» 課題一覧
1. 次の(a)〜(c)が抜粋文の内容と一致するかどうかを、それぞれ「はい」か「いいえ」で答え、判断の根拠となる抜粋文の語句をそのまま引用せよ。(a) 筆者は「社会的距離」よりも「身体的距離」のほうが正しい解釈だと考えている。(b) アレン曲線によれば、距離が8mを上回るとコミュニケーションの頻度が急激に高まる。(c) 筆者の職場では、同じ案件に関わるメンバーの席をできるだけ離している。
2. 抜粋文によると、「アレン曲線」という呼び名は何をとって付けられたものか答えよ。
3. 抜粋文のうち、「では、飛沫感染などを防止するための距離とは、何の距離なのでしょうか?」から「CULTURE CODE 最強チームをつくる方法」より)」までの部分を、一字も変えずに出力せよ。

» 抜粋文
+ + + +

では、飛沫感染などを防止するための距離とは、何の距離なのでしょうか?

そう考えてみると、「社会的距離」ではなくて「身体的距離」が正しい解釈だろうと思うのです。「社会的距離」を取ろうとすると、思想や価値観まで左右されるような印象を感じます。

 

ソーシャルディスタンスとアレン曲線

お互いの物理的な距離が近いほど、コミュニケーションの頻度が高まる。距離が8mを下回るとその頻度は急激に高まる。そういう研究成果があるそうで、これを研究者の名前をとって「アレン曲線」と言うのだそうです。(「THE CULTURE CODE 最強チームをつくる方法」より)

 

たしかに、近い席のひとほど雑談も多くなるし、お互いのことを知っているという感覚も高まるように感じます。ザイオンス効果(単純接触効果)も似た概念かもしれません。私の職場でも、同じ案件に関わるメンバーはできるだけ席を近くにする対策をとっていて、それがコミュニケーションの頻度をあげている点は、実感としてあります。

 

一方、身体的距離を保つようにとの時勢においては、おのずとコミュニケーション頻度の限界が下がってしまうのではないでしょうか。 

オンラインコミュニケーションでも「アレン曲線」は成り立つのでしょうか。

+ + + +

» データ抜粋
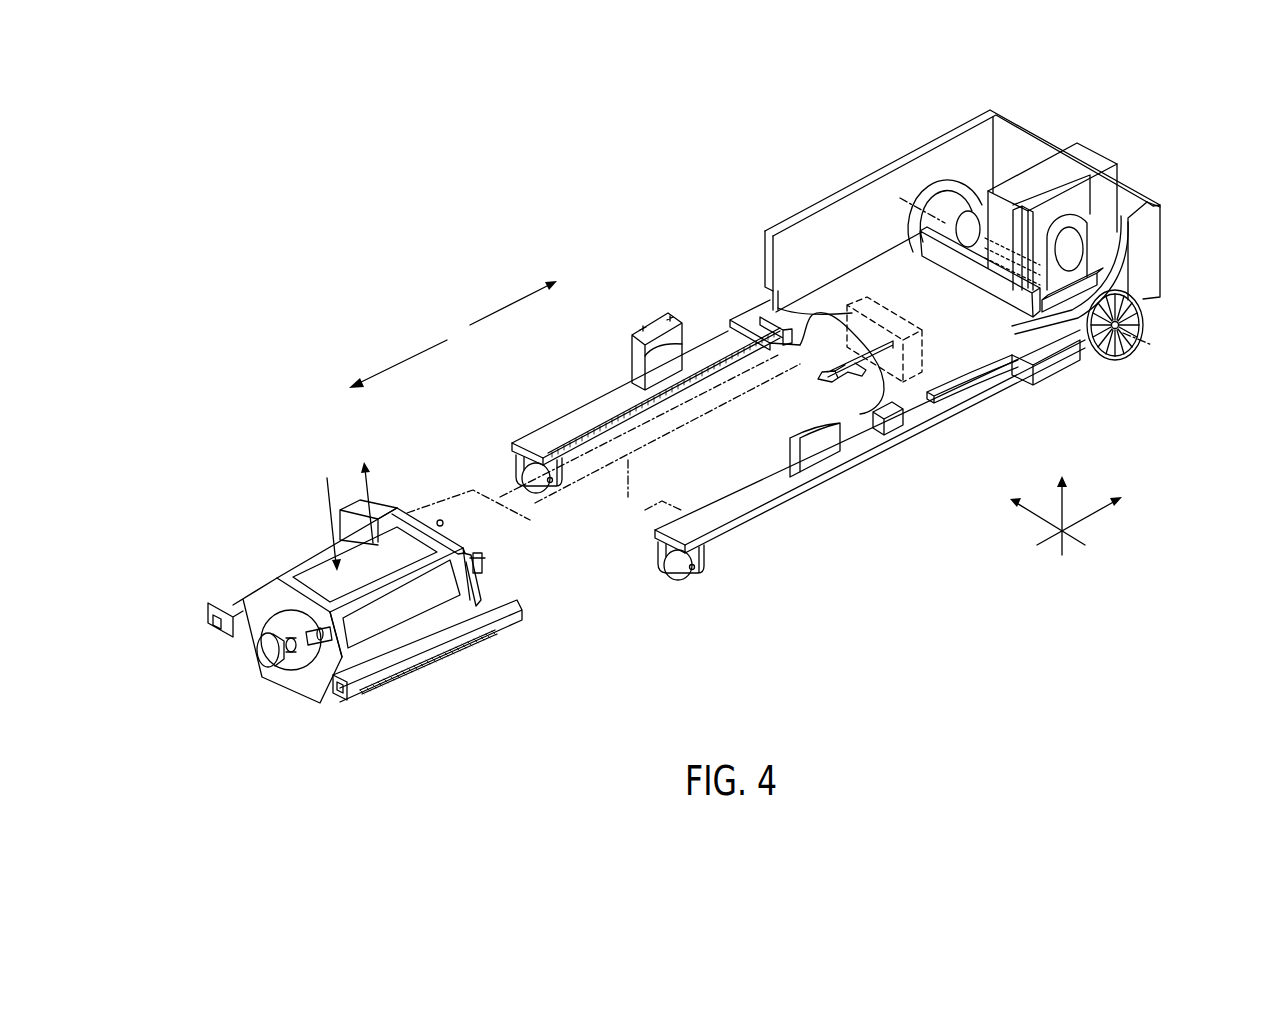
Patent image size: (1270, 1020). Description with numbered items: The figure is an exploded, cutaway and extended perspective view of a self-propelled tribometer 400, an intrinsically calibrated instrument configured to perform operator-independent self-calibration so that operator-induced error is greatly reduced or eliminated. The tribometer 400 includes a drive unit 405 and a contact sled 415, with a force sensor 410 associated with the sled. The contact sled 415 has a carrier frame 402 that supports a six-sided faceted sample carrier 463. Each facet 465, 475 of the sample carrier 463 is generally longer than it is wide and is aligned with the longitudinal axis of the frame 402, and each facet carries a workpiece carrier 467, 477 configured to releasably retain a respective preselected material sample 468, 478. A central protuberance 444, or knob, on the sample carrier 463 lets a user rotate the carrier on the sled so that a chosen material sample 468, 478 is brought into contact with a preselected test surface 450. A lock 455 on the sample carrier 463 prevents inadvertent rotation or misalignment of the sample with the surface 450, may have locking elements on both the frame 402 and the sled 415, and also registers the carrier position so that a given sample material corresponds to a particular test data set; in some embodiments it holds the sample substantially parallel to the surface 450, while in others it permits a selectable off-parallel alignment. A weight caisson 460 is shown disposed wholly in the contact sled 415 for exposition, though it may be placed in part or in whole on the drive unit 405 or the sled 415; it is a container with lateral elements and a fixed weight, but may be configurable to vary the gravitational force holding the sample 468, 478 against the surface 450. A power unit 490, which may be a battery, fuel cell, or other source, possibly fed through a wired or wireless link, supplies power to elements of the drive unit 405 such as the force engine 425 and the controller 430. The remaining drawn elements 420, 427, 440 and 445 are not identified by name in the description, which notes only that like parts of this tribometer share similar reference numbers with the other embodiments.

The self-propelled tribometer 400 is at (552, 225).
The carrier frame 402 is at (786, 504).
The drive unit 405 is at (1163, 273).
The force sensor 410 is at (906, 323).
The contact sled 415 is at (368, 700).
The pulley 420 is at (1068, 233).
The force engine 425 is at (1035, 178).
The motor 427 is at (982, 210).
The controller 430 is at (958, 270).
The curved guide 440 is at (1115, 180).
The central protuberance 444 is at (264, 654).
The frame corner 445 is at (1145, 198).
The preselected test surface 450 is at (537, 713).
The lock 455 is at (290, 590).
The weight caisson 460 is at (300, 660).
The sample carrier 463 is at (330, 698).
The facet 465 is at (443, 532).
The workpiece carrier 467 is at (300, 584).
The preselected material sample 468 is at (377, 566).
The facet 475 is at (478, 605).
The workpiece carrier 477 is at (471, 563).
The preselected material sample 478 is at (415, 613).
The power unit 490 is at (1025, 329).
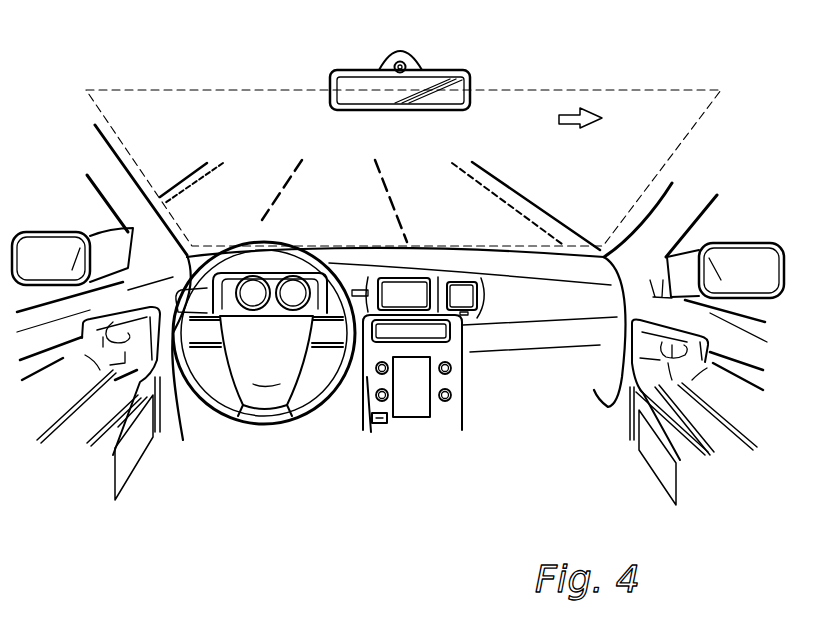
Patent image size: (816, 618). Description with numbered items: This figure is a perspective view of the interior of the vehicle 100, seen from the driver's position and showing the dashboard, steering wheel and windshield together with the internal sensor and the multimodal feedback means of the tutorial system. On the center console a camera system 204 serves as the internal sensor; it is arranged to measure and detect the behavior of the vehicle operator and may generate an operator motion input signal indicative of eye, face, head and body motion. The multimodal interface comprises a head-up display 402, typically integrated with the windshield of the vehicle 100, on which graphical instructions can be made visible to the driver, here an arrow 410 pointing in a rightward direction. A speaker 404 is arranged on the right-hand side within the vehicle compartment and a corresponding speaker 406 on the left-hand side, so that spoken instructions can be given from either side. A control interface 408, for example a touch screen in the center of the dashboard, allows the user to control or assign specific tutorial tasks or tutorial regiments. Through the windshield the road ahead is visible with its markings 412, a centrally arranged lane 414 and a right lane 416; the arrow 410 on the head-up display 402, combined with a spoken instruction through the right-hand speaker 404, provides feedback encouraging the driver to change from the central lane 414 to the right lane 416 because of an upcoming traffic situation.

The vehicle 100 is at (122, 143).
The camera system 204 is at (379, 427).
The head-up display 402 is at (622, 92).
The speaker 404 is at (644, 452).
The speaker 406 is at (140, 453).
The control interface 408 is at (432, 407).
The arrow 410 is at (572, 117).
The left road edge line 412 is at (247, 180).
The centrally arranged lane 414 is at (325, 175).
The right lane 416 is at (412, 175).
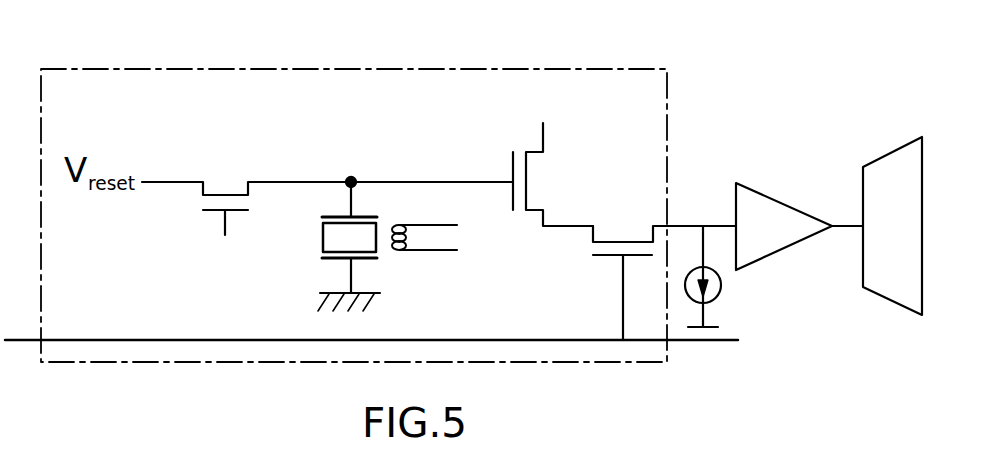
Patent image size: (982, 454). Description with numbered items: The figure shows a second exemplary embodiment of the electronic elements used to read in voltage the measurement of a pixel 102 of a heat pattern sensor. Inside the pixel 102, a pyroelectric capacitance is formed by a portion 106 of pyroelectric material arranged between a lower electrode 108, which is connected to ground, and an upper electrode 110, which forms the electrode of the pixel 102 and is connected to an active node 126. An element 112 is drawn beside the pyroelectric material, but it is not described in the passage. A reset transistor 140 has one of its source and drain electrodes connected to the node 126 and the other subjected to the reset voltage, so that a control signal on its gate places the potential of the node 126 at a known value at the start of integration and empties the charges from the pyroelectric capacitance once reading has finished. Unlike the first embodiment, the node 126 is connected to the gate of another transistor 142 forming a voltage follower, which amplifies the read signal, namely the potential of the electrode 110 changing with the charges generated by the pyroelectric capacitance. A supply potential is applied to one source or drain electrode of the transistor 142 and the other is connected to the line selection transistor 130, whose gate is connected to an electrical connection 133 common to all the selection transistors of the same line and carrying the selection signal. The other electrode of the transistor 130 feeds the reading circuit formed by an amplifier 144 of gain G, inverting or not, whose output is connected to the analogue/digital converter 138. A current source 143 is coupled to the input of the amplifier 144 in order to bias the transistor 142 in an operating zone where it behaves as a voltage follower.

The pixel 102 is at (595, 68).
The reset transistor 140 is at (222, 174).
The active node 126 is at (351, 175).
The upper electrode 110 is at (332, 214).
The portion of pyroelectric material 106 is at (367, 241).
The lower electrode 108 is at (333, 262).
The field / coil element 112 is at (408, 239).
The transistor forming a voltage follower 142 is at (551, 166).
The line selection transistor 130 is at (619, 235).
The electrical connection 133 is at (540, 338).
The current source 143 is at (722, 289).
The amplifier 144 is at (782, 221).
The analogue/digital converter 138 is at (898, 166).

+ + + +

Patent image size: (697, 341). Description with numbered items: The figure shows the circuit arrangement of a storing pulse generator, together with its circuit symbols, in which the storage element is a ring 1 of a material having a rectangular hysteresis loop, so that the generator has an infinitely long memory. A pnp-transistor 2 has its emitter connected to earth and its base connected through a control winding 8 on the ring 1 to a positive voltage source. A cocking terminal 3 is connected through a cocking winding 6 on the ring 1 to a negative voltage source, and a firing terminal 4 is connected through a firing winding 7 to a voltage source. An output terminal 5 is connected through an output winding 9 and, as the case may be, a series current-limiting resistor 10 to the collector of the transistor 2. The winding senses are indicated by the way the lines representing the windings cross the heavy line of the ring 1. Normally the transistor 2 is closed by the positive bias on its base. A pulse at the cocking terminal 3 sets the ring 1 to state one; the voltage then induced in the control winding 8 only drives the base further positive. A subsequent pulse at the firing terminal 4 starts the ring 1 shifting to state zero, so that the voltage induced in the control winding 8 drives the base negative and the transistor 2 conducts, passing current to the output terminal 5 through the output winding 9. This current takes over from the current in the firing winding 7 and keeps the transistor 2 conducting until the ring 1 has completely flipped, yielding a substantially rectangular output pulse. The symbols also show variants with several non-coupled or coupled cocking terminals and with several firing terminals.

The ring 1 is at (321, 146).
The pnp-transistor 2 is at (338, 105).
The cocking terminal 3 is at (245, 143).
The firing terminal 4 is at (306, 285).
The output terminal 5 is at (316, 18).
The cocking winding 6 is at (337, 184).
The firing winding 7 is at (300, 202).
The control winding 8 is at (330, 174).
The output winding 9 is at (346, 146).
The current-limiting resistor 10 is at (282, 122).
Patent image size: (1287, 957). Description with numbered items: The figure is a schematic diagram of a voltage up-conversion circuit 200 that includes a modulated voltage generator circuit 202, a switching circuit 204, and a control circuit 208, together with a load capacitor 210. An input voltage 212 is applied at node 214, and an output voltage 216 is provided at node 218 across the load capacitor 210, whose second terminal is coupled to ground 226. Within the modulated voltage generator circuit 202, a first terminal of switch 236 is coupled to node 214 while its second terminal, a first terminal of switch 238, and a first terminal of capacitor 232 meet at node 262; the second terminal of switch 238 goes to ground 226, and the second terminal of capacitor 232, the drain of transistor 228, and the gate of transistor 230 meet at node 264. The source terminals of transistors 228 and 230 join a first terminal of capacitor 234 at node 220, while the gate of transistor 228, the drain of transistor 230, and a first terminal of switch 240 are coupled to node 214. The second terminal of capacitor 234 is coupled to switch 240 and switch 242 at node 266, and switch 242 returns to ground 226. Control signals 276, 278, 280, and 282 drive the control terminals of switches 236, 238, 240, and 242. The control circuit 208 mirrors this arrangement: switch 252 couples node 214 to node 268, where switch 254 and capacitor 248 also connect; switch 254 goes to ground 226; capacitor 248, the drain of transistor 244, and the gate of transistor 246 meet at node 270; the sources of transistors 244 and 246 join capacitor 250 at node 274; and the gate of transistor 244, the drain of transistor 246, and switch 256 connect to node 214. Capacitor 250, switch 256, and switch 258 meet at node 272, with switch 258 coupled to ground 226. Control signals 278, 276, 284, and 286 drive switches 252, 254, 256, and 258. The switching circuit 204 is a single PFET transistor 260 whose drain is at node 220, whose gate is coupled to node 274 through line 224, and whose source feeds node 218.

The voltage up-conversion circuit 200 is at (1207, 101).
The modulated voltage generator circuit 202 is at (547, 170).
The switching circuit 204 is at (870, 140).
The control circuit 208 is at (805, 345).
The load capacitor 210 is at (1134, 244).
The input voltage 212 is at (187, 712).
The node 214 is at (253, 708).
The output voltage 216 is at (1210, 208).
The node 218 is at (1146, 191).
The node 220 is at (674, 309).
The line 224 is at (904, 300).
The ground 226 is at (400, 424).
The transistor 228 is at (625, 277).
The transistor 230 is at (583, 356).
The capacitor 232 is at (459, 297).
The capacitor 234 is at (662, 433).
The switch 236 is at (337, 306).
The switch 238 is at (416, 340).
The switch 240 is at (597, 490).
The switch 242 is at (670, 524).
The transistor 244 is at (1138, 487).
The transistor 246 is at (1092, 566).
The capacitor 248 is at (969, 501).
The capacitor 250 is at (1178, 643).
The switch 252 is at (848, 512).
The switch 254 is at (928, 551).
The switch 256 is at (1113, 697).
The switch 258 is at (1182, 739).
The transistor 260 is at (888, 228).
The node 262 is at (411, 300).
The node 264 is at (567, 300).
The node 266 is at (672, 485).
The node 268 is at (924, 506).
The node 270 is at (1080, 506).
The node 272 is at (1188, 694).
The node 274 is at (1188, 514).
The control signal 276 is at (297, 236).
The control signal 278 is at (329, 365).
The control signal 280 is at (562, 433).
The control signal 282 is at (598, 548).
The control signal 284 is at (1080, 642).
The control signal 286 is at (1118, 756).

+ + + +

» 解答一覧
1.
(a) はい。「「社会的距離」ではなくて「身体的距離」が正しい解釈だろうと思うのです」
(b) いいえ。「距離が8mを下回るとその頻度は急激に高まる」
(c) いいえ。「同じ案件に関わるメンバーはできるだけ席を近くにする対策をとっていて」

2. 研究者の名前をとって付けられた。

3.
では、飛沫感染などを防止するための距離とは、何の距離なのでしょうか?

そう考えてみると、「社会的距離」ではなくて「身体的距離」が正しい解釈だろうと思うのです。「社会的距離」を取ろうとすると、思想や価値観まで左右されるような印象を感じます。

 

ソーシャルディスタンスとアレン曲線

お互いの物理的な距離が近いほど、コミュニケーションの頻度が高まる。距離が8mを下回るとその頻度は急激に高まる。そういう研究成果があるそうで、これを研究者の名前をとって「アレン曲線」と言うのだそうです。(「THE CULTURE CODE 最強チームをつくる方法」より)